Aim of the task
Please extract every line of the material below word for word, changing nothing.

Supplied records
====

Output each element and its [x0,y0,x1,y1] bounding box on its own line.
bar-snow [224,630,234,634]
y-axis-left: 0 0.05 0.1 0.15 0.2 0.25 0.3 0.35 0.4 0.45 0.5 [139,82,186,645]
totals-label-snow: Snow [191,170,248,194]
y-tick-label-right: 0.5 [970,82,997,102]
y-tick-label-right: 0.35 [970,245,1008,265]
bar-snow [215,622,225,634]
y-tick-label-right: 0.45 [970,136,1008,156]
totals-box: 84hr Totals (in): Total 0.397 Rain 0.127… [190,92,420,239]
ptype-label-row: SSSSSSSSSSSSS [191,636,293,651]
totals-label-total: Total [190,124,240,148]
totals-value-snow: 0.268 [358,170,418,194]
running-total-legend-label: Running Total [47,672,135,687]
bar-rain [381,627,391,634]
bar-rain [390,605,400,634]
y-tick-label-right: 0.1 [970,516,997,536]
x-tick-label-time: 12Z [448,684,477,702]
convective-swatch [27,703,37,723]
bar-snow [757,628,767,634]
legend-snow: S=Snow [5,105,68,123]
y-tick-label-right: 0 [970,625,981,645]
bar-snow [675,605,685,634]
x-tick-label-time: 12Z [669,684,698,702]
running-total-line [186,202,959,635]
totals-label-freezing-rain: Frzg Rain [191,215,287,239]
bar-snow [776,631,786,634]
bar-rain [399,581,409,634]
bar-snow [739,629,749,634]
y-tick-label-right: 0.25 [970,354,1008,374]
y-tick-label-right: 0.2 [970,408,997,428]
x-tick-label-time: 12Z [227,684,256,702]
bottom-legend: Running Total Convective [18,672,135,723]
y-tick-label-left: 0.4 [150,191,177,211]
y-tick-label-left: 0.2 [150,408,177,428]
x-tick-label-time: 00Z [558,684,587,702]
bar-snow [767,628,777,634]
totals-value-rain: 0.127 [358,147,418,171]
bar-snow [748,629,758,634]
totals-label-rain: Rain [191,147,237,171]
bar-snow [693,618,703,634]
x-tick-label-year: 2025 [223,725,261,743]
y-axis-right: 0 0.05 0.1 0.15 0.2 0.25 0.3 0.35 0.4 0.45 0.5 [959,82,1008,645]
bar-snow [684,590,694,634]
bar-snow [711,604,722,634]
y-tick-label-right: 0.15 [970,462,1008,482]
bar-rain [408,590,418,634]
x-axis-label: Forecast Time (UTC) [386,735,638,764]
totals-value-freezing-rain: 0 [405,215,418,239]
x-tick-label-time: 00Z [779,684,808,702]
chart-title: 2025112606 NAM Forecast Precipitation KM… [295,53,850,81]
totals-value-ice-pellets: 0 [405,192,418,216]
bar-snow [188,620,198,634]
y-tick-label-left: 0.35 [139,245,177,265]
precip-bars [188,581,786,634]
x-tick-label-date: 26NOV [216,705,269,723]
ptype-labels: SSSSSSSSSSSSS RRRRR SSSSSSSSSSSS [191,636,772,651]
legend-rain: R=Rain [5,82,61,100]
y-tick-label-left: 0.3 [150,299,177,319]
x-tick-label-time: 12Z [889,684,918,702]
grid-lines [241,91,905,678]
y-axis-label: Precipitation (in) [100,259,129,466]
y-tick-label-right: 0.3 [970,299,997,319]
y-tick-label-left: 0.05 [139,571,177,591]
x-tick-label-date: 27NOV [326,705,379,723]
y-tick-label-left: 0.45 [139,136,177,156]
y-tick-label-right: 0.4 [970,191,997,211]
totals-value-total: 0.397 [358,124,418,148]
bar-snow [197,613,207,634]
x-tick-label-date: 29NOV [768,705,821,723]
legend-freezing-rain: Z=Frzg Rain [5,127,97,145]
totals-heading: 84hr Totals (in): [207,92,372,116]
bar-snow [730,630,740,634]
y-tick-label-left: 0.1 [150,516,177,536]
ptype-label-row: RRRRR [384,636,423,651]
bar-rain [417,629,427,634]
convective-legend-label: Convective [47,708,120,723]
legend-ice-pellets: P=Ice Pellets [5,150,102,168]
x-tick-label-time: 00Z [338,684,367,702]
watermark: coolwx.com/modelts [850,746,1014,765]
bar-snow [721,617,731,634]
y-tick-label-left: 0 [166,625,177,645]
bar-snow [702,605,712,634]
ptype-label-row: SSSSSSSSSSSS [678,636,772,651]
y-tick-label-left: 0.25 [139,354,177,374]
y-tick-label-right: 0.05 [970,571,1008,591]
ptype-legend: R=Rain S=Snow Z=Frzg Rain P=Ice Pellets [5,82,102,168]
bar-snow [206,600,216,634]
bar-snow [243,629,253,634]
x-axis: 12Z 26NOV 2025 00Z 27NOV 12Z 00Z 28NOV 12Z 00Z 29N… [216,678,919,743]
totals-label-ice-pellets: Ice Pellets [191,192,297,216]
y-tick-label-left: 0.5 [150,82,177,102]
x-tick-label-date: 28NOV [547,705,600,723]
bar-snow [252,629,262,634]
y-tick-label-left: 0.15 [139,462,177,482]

====

In response
Output each element and its [x0,y0,x1,y1] bounding box on its own line.
bar-snow [224,630,234,634]
y-axis-left: 0 0.05 0.1 0.15 0.2 0.25 0.3 0.35 0.4 0.45 0.5 [139,82,186,645]
totals-label-snow: Snow [191,170,248,194]
y-tick-label-right: 0.5 [970,82,997,102]
y-tick-label-right: 0.35 [970,245,1008,265]
bar-snow [215,622,225,634]
y-tick-label-right: 0.45 [970,136,1008,156]
totals-box: 84hr Totals (in): Total 0.397 Rain 0.127… [190,92,420,239]
ptype-label-row: SSSSSSSSSSSSS [191,636,293,651]
totals-label-total: Total [190,124,240,148]
totals-value-snow: 0.268 [358,170,418,194]
running-total-legend-label: Running Total [47,672,135,687]
bar-rain [381,627,391,634]
bar-rain [390,605,400,634]
y-tick-label-right: 0.1 [970,516,997,536]
x-tick-label-time: 12Z [448,684,477,702]
convective-swatch [27,703,37,723]
bar-snow [757,628,767,634]
legend-snow: S=Snow [5,105,68,123]
y-tick-label-right: 0 [970,625,981,645]
bar-snow [675,605,685,634]
x-tick-label-time: 12Z [669,684,698,702]
running-total-line [186,202,959,635]
totals-label-freezing-rain: Frzg Rain [191,215,287,239]
bar-snow [776,631,786,634]
bar-rain [399,581,409,634]
bar-snow [739,629,749,634]
y-tick-label-right: 0.25 [970,354,1008,374]
y-tick-label-right: 0.2 [970,408,997,428]
x-tick-label-time: 12Z [227,684,256,702]
bottom-legend: Running Total Convective [18,672,135,723]
y-tick-label-left: 0.4 [150,191,177,211]
y-tick-label-left: 0.2 [150,408,177,428]
x-tick-label-time: 00Z [558,684,587,702]
bar-snow [767,628,777,634]
totals-value-rain: 0.127 [358,147,418,171]
bar-snow [748,629,758,634]
totals-label-rain: Rain [191,147,237,171]
bar-snow [693,618,703,634]
x-tick-label-year: 2025 [223,725,261,743]
y-axis-right: 0 0.05 0.1 0.15 0.2 0.25 0.3 0.35 0.4 0.45 0.5 [959,82,1008,645]
bar-snow [684,590,694,634]
bar-snow [711,604,722,634]
y-tick-label-right: 0.15 [970,462,1008,482]
bar-rain [408,590,418,634]
x-axis-label: Forecast Time (UTC) [386,735,638,764]
totals-value-freezing-rain: 0 [405,215,418,239]
x-tick-label-time: 00Z [779,684,808,702]
chart-title: 2025112606 NAM Forecast Precipitation KM… [295,53,850,81]
totals-value-ice-pellets: 0 [405,192,418,216]
bar-snow [188,620,198,634]
y-tick-label-left: 0.35 [139,245,177,265]
precip-bars [188,581,786,634]
x-tick-label-date: 26NOV [216,705,269,723]
ptype-labels: SSSSSSSSSSSSS RRRRR SSSSSSSSSSSS [191,636,772,651]
legend-rain: R=Rain [5,82,61,100]
y-tick-label-left: 0.3 [150,299,177,319]
x-tick-label-time: 12Z [889,684,918,702]
grid-lines [241,91,905,678]
y-axis-label: Precipitation (in) [100,259,129,466]
y-tick-label-right: 0.3 [970,299,997,319]
y-tick-label-left: 0.05 [139,571,177,591]
x-tick-label-date: 27NOV [326,705,379,723]
y-tick-label-left: 0.45 [139,136,177,156]
y-tick-label-right: 0.4 [970,191,997,211]
totals-value-total: 0.397 [358,124,418,148]
bar-snow [197,613,207,634]
x-tick-label-date: 29NOV [768,705,821,723]
legend-freezing-rain: Z=Frzg Rain [5,127,97,145]
totals-heading: 84hr Totals (in): [207,92,372,116]
bar-snow [730,630,740,634]
y-tick-label-left: 0.1 [150,516,177,536]
ptype-label-row: RRRRR [384,636,423,651]
bar-rain [417,629,427,634]
convective-legend-label: Convective [47,708,120,723]
legend-ice-pellets: P=Ice Pellets [5,150,102,168]
x-tick-label-time: 00Z [338,684,367,702]
watermark: coolwx.com/modelts [850,746,1014,765]
bar-snow [721,617,731,634]
y-tick-label-left: 0 [166,625,177,645]
bar-snow [702,605,712,634]
ptype-label-row: SSSSSSSSSSSS [678,636,772,651]
y-tick-label-left: 0.25 [139,354,177,374]
y-tick-label-right: 0.05 [970,571,1008,591]
ptype-legend: R=Rain S=Snow Z=Frzg Rain P=Ice Pellets [5,82,102,168]
bar-snow [206,600,216,634]
bar-snow [243,629,253,634]
x-axis: 12Z 26NOV 2025 00Z 27NOV 12Z 00Z 28NOV 12Z 00Z 29N… [216,678,919,743]
totals-label-ice-pellets: Ice Pellets [191,192,297,216]
y-tick-label-left: 0.5 [150,82,177,102]
x-tick-label-date: 28NOV [547,705,600,723]
bar-snow [252,629,262,634]
y-tick-label-left: 0.15 [139,462,177,482]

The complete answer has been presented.